## [Given entries]

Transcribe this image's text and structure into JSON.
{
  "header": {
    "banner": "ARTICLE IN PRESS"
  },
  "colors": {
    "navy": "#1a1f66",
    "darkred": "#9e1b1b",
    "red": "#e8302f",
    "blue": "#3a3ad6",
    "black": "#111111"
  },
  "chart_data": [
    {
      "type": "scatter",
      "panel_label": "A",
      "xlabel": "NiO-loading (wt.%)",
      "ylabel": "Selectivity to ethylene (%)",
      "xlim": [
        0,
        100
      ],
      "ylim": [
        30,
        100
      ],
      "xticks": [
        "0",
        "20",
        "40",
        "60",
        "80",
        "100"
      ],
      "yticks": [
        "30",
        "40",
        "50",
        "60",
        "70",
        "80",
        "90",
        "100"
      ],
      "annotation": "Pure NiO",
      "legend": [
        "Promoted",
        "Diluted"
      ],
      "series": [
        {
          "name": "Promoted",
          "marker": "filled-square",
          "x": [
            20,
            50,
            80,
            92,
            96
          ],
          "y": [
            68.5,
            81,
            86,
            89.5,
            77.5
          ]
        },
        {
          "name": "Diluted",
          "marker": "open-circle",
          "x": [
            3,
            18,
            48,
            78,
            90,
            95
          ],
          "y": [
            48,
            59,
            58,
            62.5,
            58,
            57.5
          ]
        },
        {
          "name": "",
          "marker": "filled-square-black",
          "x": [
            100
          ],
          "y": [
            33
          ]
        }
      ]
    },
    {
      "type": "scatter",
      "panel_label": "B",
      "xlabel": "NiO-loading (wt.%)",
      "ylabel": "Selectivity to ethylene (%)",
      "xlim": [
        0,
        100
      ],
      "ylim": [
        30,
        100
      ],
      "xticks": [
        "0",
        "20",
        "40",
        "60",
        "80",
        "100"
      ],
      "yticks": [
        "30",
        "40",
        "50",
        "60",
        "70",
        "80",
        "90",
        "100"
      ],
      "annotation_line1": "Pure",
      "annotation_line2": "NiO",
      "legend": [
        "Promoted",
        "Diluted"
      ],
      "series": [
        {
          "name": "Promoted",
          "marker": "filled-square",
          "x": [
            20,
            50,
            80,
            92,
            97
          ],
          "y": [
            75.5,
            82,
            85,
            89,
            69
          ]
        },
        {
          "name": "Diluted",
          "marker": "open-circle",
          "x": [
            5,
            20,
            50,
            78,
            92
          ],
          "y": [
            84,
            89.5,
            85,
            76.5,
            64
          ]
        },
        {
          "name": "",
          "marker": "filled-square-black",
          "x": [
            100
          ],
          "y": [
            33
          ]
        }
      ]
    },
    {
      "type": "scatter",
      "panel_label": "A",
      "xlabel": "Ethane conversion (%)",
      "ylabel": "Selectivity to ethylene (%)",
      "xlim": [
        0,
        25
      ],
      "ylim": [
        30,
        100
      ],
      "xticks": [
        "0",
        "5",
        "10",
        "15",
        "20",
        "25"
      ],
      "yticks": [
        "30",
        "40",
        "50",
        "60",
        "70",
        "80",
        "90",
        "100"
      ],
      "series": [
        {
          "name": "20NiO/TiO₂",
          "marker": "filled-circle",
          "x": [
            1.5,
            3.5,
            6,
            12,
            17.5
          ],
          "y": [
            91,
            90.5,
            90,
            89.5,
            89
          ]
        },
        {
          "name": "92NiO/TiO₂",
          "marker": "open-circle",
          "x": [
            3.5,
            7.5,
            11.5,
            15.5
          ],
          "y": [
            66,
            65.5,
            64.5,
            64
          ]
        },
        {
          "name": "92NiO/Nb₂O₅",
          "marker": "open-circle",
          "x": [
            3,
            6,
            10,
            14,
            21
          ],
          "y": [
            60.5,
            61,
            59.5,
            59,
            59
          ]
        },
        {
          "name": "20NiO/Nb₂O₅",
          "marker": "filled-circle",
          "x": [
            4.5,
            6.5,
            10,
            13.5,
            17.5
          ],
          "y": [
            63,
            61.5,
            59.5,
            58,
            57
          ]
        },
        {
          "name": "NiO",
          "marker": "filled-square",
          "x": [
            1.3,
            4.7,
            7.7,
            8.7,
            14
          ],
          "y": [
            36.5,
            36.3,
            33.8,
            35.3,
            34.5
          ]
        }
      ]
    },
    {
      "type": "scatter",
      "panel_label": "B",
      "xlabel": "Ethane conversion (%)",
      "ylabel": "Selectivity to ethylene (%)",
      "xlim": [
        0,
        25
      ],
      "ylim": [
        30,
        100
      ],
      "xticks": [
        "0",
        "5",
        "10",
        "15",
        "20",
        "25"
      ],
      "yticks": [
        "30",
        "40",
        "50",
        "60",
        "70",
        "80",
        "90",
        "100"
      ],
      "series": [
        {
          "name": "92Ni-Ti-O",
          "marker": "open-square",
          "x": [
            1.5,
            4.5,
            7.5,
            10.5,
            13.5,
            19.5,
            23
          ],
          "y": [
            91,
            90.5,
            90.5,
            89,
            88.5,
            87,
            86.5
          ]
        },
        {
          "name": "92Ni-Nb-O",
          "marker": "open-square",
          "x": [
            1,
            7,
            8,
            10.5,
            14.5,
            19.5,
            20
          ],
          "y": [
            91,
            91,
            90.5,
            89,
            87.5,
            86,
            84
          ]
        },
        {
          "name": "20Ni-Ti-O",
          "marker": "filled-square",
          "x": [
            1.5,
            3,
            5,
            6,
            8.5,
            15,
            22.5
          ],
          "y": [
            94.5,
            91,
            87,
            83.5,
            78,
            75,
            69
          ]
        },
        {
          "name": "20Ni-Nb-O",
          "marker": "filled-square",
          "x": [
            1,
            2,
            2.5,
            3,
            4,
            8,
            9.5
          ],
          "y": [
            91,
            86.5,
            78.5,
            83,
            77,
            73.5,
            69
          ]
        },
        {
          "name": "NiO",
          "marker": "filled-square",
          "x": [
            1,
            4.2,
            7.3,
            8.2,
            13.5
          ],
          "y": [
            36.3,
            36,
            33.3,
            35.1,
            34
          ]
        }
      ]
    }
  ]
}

## [Short task]
Write out all of the records once more, exactly.

## [Completed exercise]
Transcribe this image's text and structure into JSON.
{
  "header": {
    "banner": "ARTICLE IN PRESS"
  },
  "colors": {
    "navy": "#1a1f66",
    "darkred": "#9e1b1b",
    "red": "#e8302f",
    "blue": "#3a3ad6",
    "black": "#111111"
  },
  "chart_data": [
    {
      "type": "scatter",
      "panel_label": "A",
      "xlabel": "NiO-loading (wt.%)",
      "ylabel": "Selectivity to ethylene (%)",
      "xlim": [
        0,
        100
      ],
      "ylim": [
        30,
        100
      ],
      "xticks": [
        "0",
        "20",
        "40",
        "60",
        "80",
        "100"
      ],
      "yticks": [
        "30",
        "40",
        "50",
        "60",
        "70",
        "80",
        "90",
        "100"
      ],
      "annotation": "Pure NiO",
      "legend": [
        "Promoted",
        "Diluted"
      ],
      "series": [
        {
          "name": "Promoted",
          "marker": "filled-square",
          "x": [
            20,
            50,
            80,
            92,
            96
          ],
          "y": [
            68.5,
            81,
            86,
            89.5,
            77.5
          ]
        },
        {
          "name": "Diluted",
          "marker": "open-circle",
          "x": [
            3,
            18,
            48,
            78,
            90,
            95
          ],
          "y": [
            48,
            59,
            58,
            62.5,
            58,
            57.5
          ]
        },
        {
          "name": "",
          "marker": "filled-square-black",
          "x": [
            100
          ],
          "y": [
            33
          ]
        }
      ]
    },
    {
      "type": "scatter",
      "panel_label": "B",
      "xlabel": "NiO-loading (wt.%)",
      "ylabel": "Selectivity to ethylene (%)",
      "xlim": [
        0,
        100
      ],
      "ylim": [
        30,
        100
      ],
      "xticks": [
        "0",
        "20",
        "40",
        "60",
        "80",
        "100"
      ],
      "yticks": [
        "30",
        "40",
        "50",
        "60",
        "70",
        "80",
        "90",
        "100"
      ],
      "annotation_line1": "Pure",
      "annotation_line2": "NiO",
      "legend": [
        "Promoted",
        "Diluted"
      ],
      "series": [
        {
          "name": "Promoted",
          "marker": "filled-square",
          "x": [
            20,
            50,
            80,
            92,
            97
          ],
          "y": [
            75.5,
            82,
            85,
            89,
            69
          ]
        },
        {
          "name": "Diluted",
          "marker": "open-circle",
          "x": [
            5,
            20,
            50,
            78,
            92
          ],
          "y": [
            84,
            89.5,
            85,
            76.5,
            64
          ]
        },
        {
          "name": "",
          "marker": "filled-square-black",
          "x": [
            100
          ],
          "y": [
            33
          ]
        }
      ]
    },
    {
      "type": "scatter",
      "panel_label": "A",
      "xlabel": "Ethane conversion (%)",
      "ylabel": "Selectivity to ethylene (%)",
      "xlim": [
        0,
        25
      ],
      "ylim": [
        30,
        100
      ],
      "xticks": [
        "0",
        "5",
        "10",
        "15",
        "20",
        "25"
      ],
      "yticks": [
        "30",
        "40",
        "50",
        "60",
        "70",
        "80",
        "90",
        "100"
      ],
      "series": [
        {
          "name": "20NiO/TiO₂",
          "marker": "filled-circle",
          "x": [
            1.5,
            3.5,
            6,
            12,
            17.5
          ],
          "y": [
            91,
            90.5,
            90,
            89.5,
            89
          ]
        },
        {
          "name": "92NiO/TiO₂",
          "marker": "open-circle",
          "x": [
            3.5,
            7.5,
            11.5,
            15.5
          ],
          "y": [
            66,
            65.5,
            64.5,
            64
          ]
        },
        {
          "name": "92NiO/Nb₂O₅",
          "marker": "open-circle",
          "x": [
            3,
            6,
            10,
            14,
            21
          ],
          "y": [
            60.5,
            61,
            59.5,
            59,
            59
          ]
        },
        {
          "name": "20NiO/Nb₂O₅",
          "marker": "filled-circle",
          "x": [
            4.5,
            6.5,
            10,
            13.5,
            17.5
          ],
          "y": [
            63,
            61.5,
            59.5,
            58,
            57
          ]
        },
        {
          "name": "NiO",
          "marker": "filled-square",
          "x": [
            1.3,
            4.7,
            7.7,
            8.7,
            14
          ],
          "y": [
            36.5,
            36.3,
            33.8,
            35.3,
            34.5
          ]
        }
      ]
    },
    {
      "type": "scatter",
      "panel_label": "B",
      "xlabel": "Ethane conversion (%)",
      "ylabel": "Selectivity to ethylene (%)",
      "xlim": [
        0,
        25
      ],
      "ylim": [
        30,
        100
      ],
      "xticks": [
        "0",
        "5",
        "10",
        "15",
        "20",
        "25"
      ],
      "yticks": [
        "30",
        "40",
        "50",
        "60",
        "70",
        "80",
        "90",
        "100"
      ],
      "series": [
        {
          "name": "92Ni-Ti-O",
          "marker": "open-square",
          "x": [
            1.5,
            4.5,
            7.5,
            10.5,
            13.5,
            19.5,
            23
          ],
          "y": [
            91,
            90.5,
            90.5,
            89,
            88.5,
            87,
            86.5
          ]
        },
        {
          "name": "92Ni-Nb-O",
          "marker": "open-square",
          "x": [
            1,
            7,
            8,
            10.5,
            14.5,
            19.5,
            20
          ],
          "y": [
            91,
            91,
            90.5,
            89,
            87.5,
            86,
            84
          ]
        },
        {
          "name": "20Ni-Ti-O",
          "marker": "filled-square",
          "x": [
            1.5,
            3,
            5,
            6,
            8.5,
            15,
            22.5
          ],
          "y": [
            94.5,
            91,
            87,
            83.5,
            78,
            75,
            69
          ]
        },
        {
          "name": "20Ni-Nb-O",
          "marker": "filled-square",
          "x": [
            1,
            2,
            2.5,
            3,
            4,
            8,
            9.5
          ],
          "y": [
            91,
            86.5,
            78.5,
            83,
            77,
            73.5,
            69
          ]
        },
        {
          "name": "NiO",
          "marker": "filled-square",
          "x": [
            1,
            4.2,
            7.3,
            8.2,
            13.5
          ],
          "y": [
            36.3,
            36,
            33.3,
            35.1,
            34
          ]
        }
      ]
    }
  ]
}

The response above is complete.